**WHAT TO WORK ON**. Return all of the data exactly as given.

**DATA IN THIS EXERCISE**.
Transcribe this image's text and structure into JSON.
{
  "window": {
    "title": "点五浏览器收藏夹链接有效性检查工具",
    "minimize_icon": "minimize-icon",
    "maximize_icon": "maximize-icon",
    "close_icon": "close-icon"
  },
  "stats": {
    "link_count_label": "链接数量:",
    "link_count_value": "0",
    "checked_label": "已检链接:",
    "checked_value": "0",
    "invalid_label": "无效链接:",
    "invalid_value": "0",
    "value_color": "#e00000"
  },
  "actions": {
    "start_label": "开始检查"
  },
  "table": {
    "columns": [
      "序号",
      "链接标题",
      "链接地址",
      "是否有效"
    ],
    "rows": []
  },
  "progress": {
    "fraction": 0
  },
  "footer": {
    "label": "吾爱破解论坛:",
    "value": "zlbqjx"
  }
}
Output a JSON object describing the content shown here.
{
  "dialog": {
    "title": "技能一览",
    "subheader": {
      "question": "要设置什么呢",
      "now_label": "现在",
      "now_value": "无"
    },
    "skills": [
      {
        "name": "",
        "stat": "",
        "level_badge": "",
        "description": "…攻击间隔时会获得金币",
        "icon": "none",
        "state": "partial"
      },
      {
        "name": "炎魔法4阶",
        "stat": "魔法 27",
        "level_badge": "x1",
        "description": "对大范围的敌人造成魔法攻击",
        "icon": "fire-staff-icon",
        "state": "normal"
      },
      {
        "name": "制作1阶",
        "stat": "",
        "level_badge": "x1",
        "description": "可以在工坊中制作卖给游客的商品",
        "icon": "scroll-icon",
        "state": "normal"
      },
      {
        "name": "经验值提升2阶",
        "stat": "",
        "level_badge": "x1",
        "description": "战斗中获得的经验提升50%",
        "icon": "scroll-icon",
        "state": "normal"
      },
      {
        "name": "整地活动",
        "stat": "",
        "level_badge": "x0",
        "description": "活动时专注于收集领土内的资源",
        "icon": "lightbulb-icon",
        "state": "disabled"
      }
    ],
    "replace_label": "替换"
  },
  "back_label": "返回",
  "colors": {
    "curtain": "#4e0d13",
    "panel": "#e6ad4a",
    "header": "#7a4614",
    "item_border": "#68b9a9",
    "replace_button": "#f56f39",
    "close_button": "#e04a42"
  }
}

**EXERCISE RESULT**.
Transcribe this image's text and structure into JSON.
{
  "window": {
    "title": "点五浏览器收藏夹链接有效性检查工具",
    "minimize_icon": "minimize-icon",
    "maximize_icon": "maximize-icon",
    "close_icon": "close-icon"
  },
  "stats": {
    "link_count_label": "链接数量:",
    "link_count_value": "0",
    "checked_label": "已检链接:",
    "checked_value": "0",
    "invalid_label": "无效链接:",
    "invalid_value": "0",
    "value_color": "#e00000"
  },
  "actions": {
    "start_label": "开始检查"
  },
  "table": {
    "columns": [
      "序号",
      "链接标题",
      "链接地址",
      "是否有效"
    ],
    "rows": []
  },
  "progress": {
    "fraction": 0
  },
  "footer": {
    "label": "吾爱破解论坛:",
    "value": "zlbqjx"
  }
}
Output a JSON object describing the content shown here.
{
  "dialog": {
    "title": "技能一览",
    "subheader": {
      "question": "要设置什么呢",
      "now_label": "现在",
      "now_value": "无"
    },
    "skills": [
      {
        "name": "",
        "stat": "",
        "level_badge": "",
        "description": "…攻击间隔时会获得金币",
        "icon": "none",
        "state": "partial"
      },
      {
        "name": "炎魔法4阶",
        "stat": "魔法 27",
        "level_badge": "x1",
        "description": "对大范围的敌人造成魔法攻击",
        "icon": "fire-staff-icon",
        "state": "normal"
      },
      {
        "name": "制作1阶",
        "stat": "",
        "level_badge": "x1",
        "description": "可以在工坊中制作卖给游客的商品",
        "icon": "scroll-icon",
        "state": "normal"
      },
      {
        "name": "经验值提升2阶",
        "stat": "",
        "level_badge": "x1",
        "description": "战斗中获得的经验提升50%",
        "icon": "scroll-icon",
        "state": "normal"
      },
      {
        "name": "整地活动",
        "stat": "",
        "level_badge": "x0",
        "description": "活动时专注于收集领土内的资源",
        "icon": "lightbulb-icon",
        "state": "disabled"
      }
    ],
    "replace_label": "替换"
  },
  "back_label": "返回",
  "colors": {
    "curtain": "#4e0d13",
    "panel": "#e6ad4a",
    "header": "#7a4614",
    "item_border": "#68b9a9",
    "replace_button": "#f56f39",
    "close_button": "#e04a42"
  }
}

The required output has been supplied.